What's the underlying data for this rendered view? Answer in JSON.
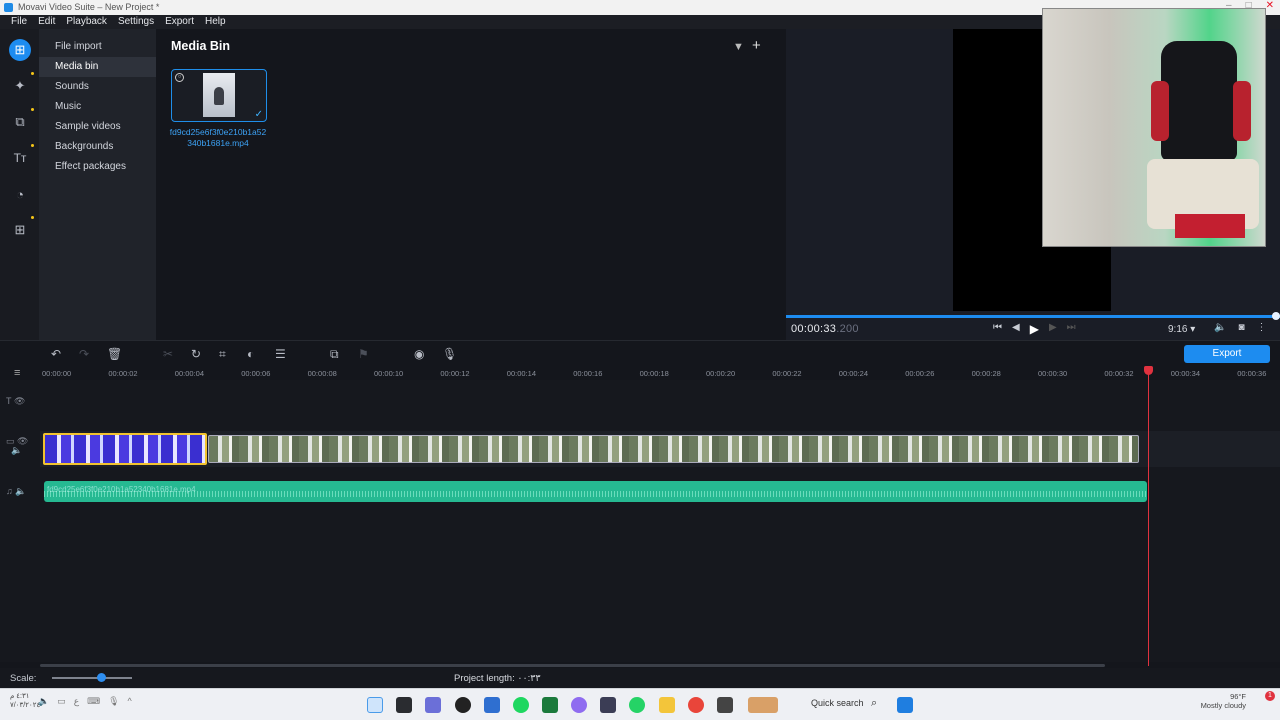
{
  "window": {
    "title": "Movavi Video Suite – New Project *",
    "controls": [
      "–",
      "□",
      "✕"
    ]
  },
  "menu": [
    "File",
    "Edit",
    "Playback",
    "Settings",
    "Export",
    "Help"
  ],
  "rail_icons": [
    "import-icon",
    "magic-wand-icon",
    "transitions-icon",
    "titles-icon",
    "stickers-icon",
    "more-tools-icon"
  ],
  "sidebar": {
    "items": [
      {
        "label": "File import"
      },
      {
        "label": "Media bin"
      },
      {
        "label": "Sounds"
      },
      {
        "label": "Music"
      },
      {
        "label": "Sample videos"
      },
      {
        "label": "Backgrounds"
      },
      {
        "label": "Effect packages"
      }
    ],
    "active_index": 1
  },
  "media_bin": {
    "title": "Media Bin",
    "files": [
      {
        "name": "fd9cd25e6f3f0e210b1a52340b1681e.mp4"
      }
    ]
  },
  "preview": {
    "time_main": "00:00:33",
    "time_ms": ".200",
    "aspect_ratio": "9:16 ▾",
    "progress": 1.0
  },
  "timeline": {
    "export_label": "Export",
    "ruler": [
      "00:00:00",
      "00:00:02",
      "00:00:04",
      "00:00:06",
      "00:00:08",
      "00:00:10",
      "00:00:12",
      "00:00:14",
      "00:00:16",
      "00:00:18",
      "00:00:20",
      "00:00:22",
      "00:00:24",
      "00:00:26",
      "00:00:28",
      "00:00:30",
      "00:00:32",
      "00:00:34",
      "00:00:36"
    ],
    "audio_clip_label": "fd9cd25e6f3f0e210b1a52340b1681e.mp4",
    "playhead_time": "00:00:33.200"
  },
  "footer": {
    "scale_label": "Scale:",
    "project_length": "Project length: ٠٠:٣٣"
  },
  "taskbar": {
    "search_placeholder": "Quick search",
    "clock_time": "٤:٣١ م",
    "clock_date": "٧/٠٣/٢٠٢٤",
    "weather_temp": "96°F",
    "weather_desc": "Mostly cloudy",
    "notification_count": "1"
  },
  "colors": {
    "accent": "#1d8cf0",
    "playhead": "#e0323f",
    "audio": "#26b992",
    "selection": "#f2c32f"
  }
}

┄┄┄┄┄┄

Brief
Reproduce all entries exactly. Pictures do not belong in the copy.

Reply
What's the underlying data for this rendered view? Answer in JSON.
{
  "window": {
    "title": "Movavi Video Suite – New Project *",
    "controls": [
      "–",
      "□",
      "✕"
    ]
  },
  "menu": [
    "File",
    "Edit",
    "Playback",
    "Settings",
    "Export",
    "Help"
  ],
  "rail_icons": [
    "import-icon",
    "magic-wand-icon",
    "transitions-icon",
    "titles-icon",
    "stickers-icon",
    "more-tools-icon"
  ],
  "sidebar": {
    "items": [
      {
        "label": "File import"
      },
      {
        "label": "Media bin"
      },
      {
        "label": "Sounds"
      },
      {
        "label": "Music"
      },
      {
        "label": "Sample videos"
      },
      {
        "label": "Backgrounds"
      },
      {
        "label": "Effect packages"
      }
    ],
    "active_index": 1
  },
  "media_bin": {
    "title": "Media Bin",
    "files": [
      {
        "name": "fd9cd25e6f3f0e210b1a52340b1681e.mp4"
      }
    ]
  },
  "preview": {
    "time_main": "00:00:33",
    "time_ms": ".200",
    "aspect_ratio": "9:16 ▾",
    "progress": 1.0
  },
  "timeline": {
    "export_label": "Export",
    "ruler": [
      "00:00:00",
      "00:00:02",
      "00:00:04",
      "00:00:06",
      "00:00:08",
      "00:00:10",
      "00:00:12",
      "00:00:14",
      "00:00:16",
      "00:00:18",
      "00:00:20",
      "00:00:22",
      "00:00:24",
      "00:00:26",
      "00:00:28",
      "00:00:30",
      "00:00:32",
      "00:00:34",
      "00:00:36"
    ],
    "audio_clip_label": "fd9cd25e6f3f0e210b1a52340b1681e.mp4",
    "playhead_time": "00:00:33.200"
  },
  "footer": {
    "scale_label": "Scale:",
    "project_length": "Project length: ٠٠:٣٣"
  },
  "taskbar": {
    "search_placeholder": "Quick search",
    "clock_time": "٤:٣١ م",
    "clock_date": "٧/٠٣/٢٠٢٤",
    "weather_temp": "96°F",
    "weather_desc": "Mostly cloudy",
    "notification_count": "1"
  },
  "colors": {
    "accent": "#1d8cf0",
    "playhead": "#e0323f",
    "audio": "#26b992",
    "selection": "#f2c32f"
  }
}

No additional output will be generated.